> _TO BE DONE_
Below are some records. Copy every line in them that holds "indywidualnego".

> _EXERCISE DATA_
──────

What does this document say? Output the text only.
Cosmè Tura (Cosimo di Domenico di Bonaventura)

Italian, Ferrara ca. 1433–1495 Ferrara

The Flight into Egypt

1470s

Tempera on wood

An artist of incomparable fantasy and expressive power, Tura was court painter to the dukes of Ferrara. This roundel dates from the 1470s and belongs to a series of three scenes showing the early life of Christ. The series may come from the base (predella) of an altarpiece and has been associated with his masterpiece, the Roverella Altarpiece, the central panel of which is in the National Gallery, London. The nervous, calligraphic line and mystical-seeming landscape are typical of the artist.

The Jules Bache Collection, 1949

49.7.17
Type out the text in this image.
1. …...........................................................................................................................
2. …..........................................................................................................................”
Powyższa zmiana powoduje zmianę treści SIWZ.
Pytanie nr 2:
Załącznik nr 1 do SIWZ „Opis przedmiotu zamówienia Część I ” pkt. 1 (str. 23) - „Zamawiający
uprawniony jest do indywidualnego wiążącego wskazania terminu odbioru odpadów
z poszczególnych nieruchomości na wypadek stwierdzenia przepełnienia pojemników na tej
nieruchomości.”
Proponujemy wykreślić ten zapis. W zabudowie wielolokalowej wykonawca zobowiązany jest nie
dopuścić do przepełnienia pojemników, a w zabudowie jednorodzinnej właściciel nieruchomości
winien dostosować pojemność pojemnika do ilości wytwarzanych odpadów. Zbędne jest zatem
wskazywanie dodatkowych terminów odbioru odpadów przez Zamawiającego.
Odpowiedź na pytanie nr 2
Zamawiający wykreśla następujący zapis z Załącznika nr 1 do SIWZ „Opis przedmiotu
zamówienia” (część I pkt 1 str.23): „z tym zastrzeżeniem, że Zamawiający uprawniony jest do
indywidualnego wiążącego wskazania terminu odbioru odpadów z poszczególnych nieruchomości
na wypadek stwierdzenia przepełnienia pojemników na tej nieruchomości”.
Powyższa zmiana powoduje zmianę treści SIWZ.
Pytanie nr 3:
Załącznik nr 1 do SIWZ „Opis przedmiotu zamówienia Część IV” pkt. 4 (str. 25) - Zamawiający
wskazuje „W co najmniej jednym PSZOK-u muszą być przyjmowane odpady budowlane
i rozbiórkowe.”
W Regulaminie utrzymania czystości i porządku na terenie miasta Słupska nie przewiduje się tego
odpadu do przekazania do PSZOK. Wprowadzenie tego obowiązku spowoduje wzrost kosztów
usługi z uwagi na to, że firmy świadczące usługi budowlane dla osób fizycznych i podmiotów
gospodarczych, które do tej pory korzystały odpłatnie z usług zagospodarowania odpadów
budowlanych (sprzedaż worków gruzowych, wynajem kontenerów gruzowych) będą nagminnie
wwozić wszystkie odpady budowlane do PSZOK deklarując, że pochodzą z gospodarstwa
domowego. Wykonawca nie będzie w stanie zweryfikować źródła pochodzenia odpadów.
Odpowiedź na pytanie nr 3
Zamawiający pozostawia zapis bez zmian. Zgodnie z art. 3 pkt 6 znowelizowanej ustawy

──────

> _WRITTEN RESPONSE_
uprawniony jest do indywidualnego wiążącego wskazania terminu odbioru odpadów
indywidualnego wiążącego wskazania terminu odbioru odpadów z poszczególnych nieruchomości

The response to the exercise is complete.